[Recorded data]:
----
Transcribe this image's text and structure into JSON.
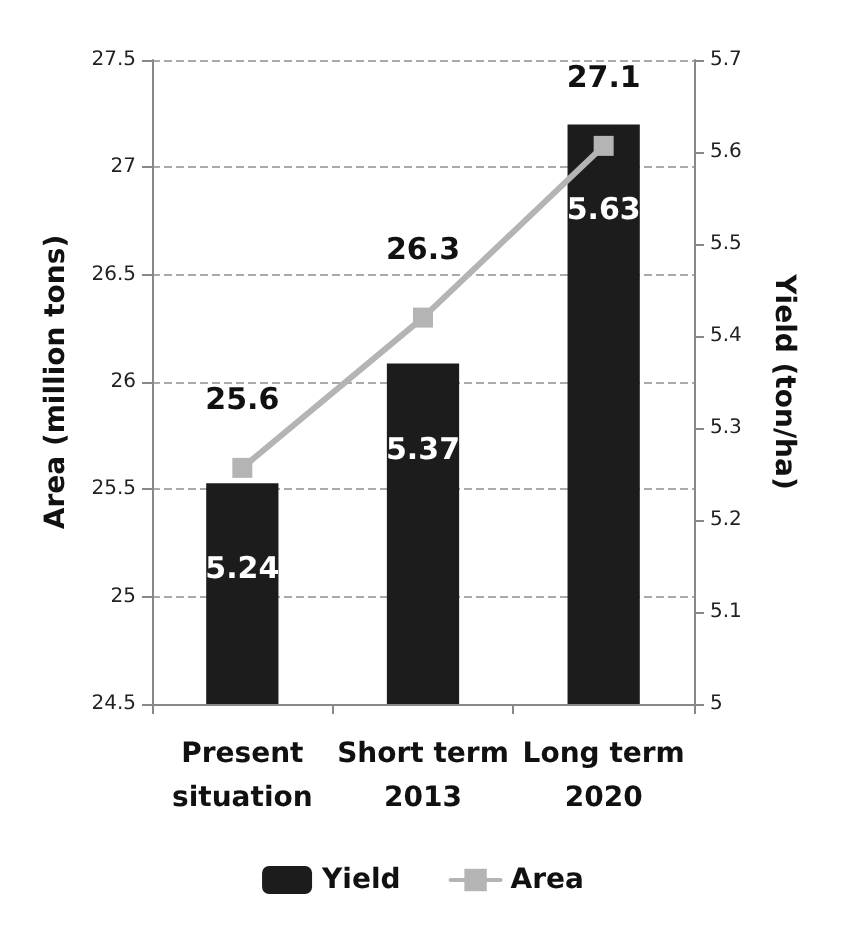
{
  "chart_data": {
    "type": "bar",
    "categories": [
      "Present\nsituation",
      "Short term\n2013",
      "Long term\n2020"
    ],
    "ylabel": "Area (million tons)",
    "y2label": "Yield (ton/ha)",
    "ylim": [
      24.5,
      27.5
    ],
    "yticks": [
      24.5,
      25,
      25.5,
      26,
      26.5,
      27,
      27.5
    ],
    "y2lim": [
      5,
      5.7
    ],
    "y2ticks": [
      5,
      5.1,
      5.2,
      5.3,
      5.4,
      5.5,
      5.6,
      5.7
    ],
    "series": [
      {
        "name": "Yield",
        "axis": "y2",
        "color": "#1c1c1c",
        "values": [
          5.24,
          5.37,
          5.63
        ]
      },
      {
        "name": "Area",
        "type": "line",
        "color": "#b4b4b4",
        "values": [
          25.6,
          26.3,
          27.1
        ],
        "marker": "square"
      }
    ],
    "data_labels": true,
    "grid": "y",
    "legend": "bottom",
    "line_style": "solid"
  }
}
----
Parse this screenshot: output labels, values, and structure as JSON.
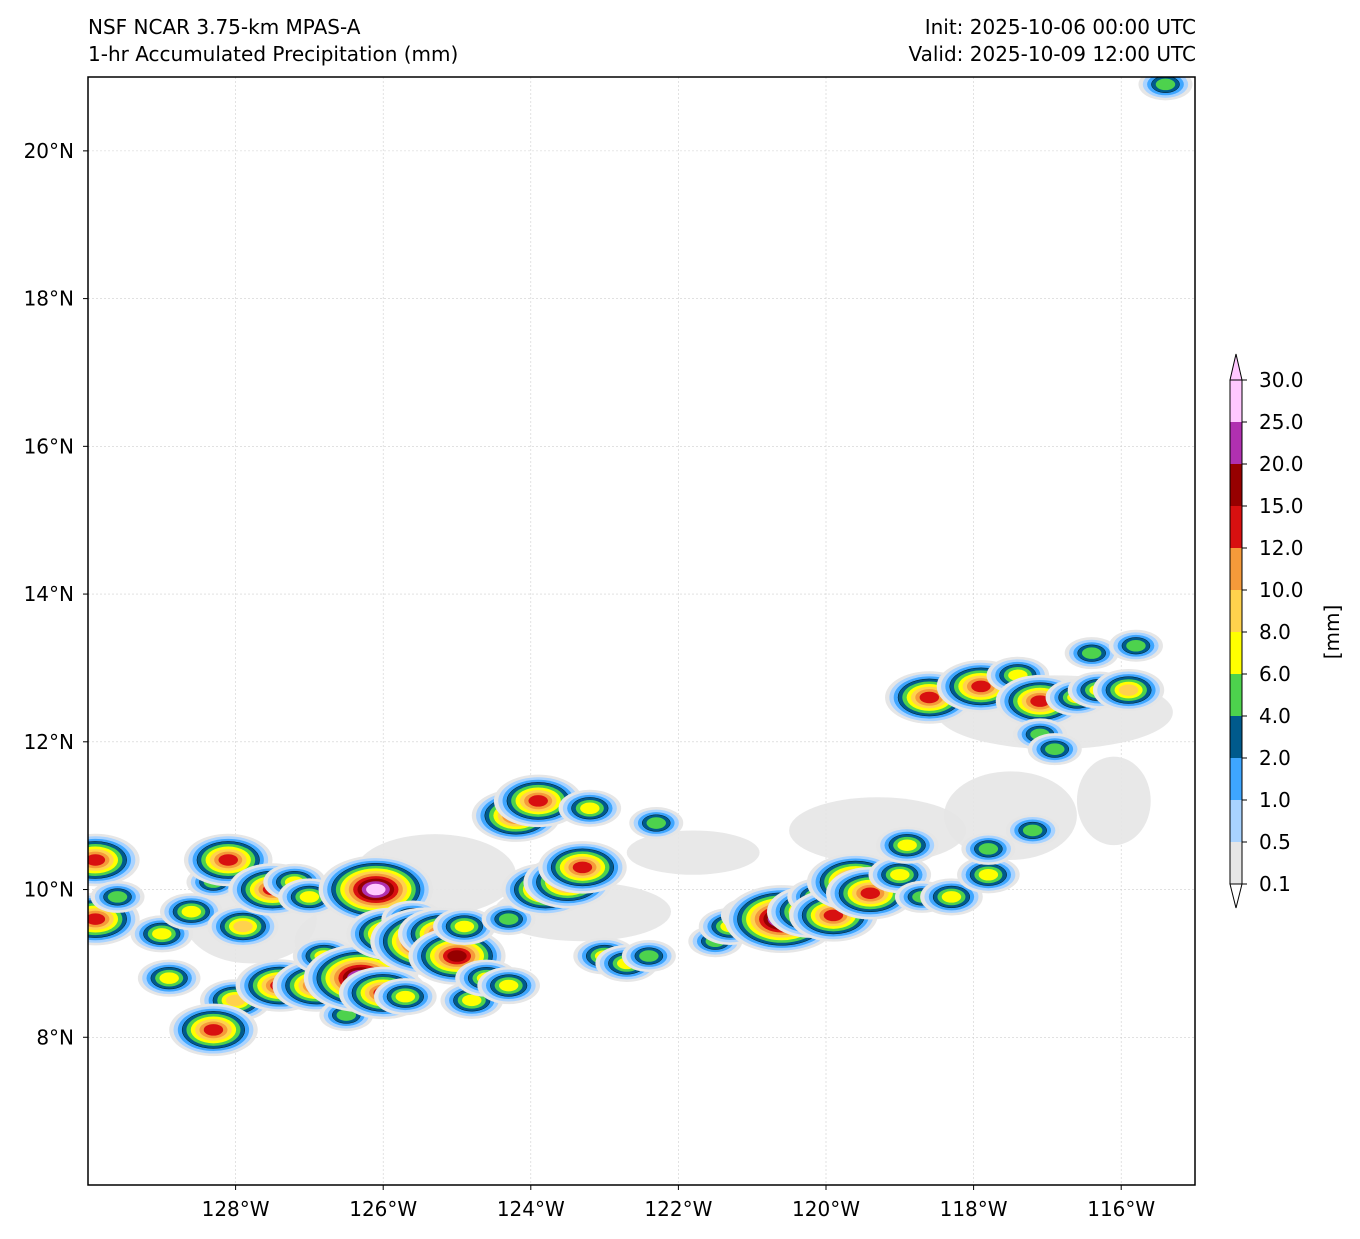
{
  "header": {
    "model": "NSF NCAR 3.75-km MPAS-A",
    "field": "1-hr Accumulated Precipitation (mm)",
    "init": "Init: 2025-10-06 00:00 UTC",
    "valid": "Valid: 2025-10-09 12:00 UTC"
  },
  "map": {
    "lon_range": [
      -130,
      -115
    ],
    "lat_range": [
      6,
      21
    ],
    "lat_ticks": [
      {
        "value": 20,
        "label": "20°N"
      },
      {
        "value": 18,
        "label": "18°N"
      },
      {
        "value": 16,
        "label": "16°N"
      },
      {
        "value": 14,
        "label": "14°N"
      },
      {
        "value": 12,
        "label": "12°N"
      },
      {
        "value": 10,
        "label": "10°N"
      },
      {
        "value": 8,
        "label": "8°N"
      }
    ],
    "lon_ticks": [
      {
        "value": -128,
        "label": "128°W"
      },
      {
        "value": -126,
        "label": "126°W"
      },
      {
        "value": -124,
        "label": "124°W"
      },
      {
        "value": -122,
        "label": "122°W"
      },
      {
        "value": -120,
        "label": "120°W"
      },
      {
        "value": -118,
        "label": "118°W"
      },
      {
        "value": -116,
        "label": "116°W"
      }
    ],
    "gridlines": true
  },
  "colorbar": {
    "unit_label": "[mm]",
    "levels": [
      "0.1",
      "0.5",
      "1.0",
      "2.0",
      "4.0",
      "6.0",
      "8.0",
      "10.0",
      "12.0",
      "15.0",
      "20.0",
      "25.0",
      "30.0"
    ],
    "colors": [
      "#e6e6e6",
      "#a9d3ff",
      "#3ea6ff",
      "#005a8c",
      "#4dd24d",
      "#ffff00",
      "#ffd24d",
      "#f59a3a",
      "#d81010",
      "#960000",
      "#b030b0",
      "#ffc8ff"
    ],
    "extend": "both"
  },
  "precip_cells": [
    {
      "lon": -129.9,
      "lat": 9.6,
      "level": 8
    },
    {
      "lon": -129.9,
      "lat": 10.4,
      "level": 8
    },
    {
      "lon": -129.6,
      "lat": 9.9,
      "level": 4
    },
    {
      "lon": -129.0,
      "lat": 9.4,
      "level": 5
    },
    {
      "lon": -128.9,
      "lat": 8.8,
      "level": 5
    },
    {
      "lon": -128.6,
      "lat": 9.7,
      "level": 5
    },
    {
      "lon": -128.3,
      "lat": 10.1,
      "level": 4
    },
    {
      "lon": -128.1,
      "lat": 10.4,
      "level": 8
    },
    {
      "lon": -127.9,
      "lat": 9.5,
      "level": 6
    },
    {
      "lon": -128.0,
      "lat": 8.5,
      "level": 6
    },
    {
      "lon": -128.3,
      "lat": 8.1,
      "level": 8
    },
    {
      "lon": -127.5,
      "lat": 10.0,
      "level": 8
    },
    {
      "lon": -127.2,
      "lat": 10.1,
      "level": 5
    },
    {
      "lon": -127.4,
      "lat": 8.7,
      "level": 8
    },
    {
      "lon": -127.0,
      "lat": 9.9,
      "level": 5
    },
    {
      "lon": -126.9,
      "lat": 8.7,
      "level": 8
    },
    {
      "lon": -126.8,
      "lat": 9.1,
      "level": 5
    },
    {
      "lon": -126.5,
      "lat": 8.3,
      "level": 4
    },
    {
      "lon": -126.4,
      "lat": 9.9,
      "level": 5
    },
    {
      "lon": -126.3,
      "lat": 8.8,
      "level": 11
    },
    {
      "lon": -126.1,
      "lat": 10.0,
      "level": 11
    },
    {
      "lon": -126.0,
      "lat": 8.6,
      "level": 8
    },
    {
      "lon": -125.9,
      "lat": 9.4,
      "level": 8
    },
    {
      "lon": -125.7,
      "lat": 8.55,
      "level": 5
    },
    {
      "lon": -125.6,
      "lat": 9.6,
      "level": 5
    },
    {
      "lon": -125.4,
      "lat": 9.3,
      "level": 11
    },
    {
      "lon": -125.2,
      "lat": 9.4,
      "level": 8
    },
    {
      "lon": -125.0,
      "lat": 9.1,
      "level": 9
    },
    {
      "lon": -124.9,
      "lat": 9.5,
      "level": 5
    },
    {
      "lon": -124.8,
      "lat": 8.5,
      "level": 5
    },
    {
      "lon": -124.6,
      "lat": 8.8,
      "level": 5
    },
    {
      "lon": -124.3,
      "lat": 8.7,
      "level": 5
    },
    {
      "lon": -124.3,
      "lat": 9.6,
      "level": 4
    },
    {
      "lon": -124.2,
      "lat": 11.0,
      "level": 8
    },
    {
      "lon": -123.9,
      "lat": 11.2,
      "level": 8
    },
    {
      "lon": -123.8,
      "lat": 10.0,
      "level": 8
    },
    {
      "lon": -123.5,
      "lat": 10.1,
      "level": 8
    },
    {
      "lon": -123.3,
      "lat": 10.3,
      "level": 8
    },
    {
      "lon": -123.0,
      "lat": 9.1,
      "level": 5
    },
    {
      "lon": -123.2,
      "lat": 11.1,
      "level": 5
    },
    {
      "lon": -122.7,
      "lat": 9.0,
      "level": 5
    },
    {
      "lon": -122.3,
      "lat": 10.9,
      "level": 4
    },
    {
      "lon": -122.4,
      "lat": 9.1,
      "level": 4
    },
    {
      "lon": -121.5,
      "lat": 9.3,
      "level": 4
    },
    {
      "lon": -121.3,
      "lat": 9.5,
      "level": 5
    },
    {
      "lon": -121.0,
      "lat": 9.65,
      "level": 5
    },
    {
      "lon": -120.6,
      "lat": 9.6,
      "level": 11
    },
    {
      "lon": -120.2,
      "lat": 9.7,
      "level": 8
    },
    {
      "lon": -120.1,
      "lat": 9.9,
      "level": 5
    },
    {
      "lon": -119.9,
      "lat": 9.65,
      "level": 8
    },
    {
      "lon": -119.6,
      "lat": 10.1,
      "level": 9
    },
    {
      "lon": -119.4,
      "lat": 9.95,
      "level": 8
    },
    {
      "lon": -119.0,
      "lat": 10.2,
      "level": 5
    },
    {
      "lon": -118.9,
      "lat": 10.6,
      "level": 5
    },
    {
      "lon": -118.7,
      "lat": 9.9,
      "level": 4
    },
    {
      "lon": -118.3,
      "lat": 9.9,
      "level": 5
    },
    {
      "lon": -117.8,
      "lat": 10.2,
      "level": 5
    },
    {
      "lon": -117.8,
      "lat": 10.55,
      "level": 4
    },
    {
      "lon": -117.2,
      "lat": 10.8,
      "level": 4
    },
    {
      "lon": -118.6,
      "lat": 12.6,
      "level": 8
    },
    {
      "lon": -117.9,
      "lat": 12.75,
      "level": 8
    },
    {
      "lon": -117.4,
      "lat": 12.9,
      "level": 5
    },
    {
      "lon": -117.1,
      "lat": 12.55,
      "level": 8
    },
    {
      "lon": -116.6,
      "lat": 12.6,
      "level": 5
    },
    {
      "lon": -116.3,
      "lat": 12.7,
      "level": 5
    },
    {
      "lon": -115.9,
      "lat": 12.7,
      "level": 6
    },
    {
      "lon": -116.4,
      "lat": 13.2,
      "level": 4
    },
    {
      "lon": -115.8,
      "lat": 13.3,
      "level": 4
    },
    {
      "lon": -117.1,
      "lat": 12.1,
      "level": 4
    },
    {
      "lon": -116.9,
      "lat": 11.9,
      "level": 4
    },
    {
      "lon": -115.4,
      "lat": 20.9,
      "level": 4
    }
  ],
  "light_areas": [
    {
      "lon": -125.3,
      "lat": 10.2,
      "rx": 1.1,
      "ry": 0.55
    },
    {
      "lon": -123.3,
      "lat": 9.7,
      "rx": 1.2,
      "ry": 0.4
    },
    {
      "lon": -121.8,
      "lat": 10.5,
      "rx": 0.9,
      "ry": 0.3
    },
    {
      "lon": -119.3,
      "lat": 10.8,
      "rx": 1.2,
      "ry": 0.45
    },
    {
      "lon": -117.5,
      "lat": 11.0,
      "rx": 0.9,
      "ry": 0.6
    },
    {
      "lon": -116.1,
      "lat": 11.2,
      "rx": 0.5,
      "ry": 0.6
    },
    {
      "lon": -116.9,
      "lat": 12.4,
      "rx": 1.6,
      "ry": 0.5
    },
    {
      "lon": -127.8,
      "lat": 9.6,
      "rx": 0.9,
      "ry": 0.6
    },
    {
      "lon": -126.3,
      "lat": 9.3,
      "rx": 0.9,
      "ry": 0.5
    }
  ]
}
----
[What to do]: Look over the records above and copy each line that includes the string "structure".

[Full response]:
Transcribe this image's text and structure into JSON.
Parse this screenshot: output labels, values, and structure as JSON.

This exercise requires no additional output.